How many lines below contain the string "name"? Reply with the number alone.

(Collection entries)
□ □ □

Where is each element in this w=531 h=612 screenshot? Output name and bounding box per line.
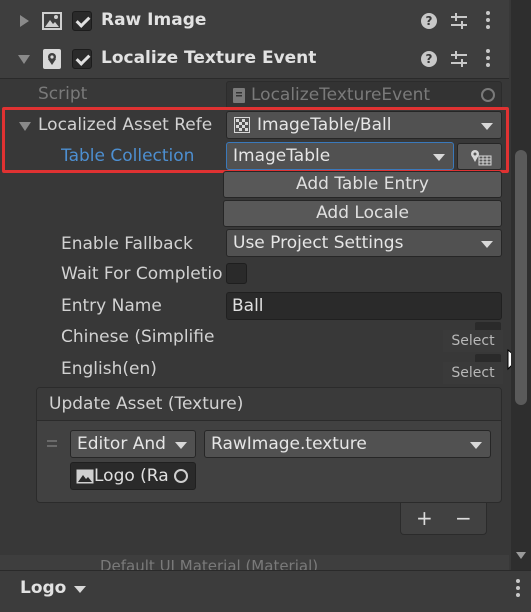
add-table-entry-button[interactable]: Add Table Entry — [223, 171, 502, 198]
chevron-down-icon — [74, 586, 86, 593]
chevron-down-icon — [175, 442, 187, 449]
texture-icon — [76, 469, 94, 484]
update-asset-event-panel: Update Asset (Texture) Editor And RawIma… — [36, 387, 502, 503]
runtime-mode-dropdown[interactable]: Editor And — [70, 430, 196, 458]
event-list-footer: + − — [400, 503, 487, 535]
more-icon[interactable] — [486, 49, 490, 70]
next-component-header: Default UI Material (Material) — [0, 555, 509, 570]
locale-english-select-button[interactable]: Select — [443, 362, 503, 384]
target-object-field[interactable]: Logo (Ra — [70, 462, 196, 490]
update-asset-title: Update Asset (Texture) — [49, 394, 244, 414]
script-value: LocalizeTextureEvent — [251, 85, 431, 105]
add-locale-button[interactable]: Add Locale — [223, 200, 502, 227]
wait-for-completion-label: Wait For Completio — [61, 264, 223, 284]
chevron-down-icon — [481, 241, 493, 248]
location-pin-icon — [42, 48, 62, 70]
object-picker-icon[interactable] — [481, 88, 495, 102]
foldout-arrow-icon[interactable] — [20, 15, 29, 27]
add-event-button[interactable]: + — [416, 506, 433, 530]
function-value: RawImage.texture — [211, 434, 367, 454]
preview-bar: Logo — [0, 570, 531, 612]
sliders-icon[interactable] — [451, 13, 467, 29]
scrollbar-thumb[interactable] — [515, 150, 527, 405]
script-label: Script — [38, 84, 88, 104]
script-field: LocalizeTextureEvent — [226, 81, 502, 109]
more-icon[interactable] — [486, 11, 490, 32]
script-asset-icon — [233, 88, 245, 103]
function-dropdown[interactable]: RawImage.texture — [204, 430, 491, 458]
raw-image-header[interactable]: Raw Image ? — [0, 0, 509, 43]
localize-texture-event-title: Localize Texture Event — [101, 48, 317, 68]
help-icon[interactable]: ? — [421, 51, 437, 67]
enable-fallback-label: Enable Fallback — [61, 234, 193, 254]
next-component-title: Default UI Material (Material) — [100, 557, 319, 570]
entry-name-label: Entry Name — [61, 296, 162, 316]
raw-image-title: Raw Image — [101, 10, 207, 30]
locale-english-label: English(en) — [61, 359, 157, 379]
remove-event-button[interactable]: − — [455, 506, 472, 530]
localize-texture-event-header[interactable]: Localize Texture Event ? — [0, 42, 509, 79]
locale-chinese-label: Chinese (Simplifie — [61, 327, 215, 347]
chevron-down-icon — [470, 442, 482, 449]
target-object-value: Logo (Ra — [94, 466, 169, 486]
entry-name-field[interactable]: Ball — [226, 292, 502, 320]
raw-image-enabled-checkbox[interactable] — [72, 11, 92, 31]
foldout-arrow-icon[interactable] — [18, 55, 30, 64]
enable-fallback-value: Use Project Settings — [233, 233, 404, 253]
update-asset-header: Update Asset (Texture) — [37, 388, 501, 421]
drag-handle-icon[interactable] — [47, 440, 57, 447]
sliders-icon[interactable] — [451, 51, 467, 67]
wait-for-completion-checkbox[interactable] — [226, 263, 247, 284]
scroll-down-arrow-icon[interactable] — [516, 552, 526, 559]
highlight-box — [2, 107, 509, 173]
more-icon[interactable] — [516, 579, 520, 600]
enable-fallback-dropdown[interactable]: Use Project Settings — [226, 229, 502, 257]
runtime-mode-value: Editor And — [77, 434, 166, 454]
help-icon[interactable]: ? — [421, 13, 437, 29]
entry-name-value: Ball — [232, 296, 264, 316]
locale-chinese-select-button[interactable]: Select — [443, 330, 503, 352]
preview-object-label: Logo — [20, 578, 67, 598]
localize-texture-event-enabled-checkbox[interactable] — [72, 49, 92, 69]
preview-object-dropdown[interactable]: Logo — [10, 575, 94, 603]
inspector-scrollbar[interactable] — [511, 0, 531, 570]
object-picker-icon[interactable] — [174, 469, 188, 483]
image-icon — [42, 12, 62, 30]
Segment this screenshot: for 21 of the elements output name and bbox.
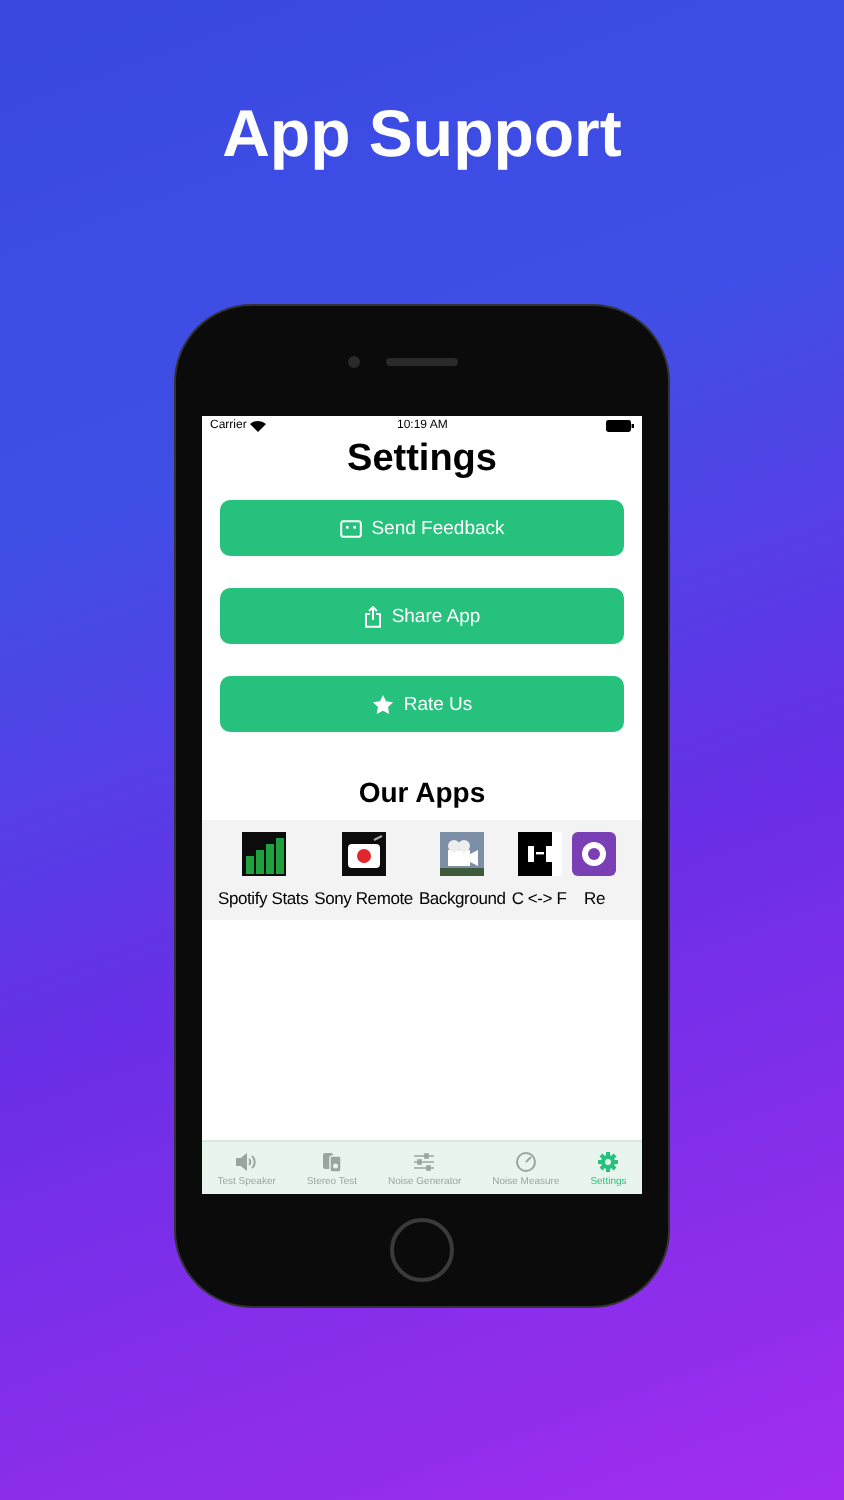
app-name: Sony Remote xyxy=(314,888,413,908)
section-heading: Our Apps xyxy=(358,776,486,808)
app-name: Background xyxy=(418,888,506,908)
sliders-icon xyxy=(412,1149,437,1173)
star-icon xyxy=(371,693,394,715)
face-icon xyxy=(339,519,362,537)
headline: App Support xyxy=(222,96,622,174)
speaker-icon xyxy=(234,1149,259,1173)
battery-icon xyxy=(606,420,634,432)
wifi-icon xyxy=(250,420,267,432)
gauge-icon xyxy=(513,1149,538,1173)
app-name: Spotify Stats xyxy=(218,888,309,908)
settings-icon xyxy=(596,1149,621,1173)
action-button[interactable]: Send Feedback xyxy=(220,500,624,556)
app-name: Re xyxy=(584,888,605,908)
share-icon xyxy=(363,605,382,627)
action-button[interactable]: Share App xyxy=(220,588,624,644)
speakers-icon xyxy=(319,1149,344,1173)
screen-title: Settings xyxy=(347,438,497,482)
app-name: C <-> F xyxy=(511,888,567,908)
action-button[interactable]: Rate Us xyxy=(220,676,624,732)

□ □ □

**CORRECT OUTPUT**
10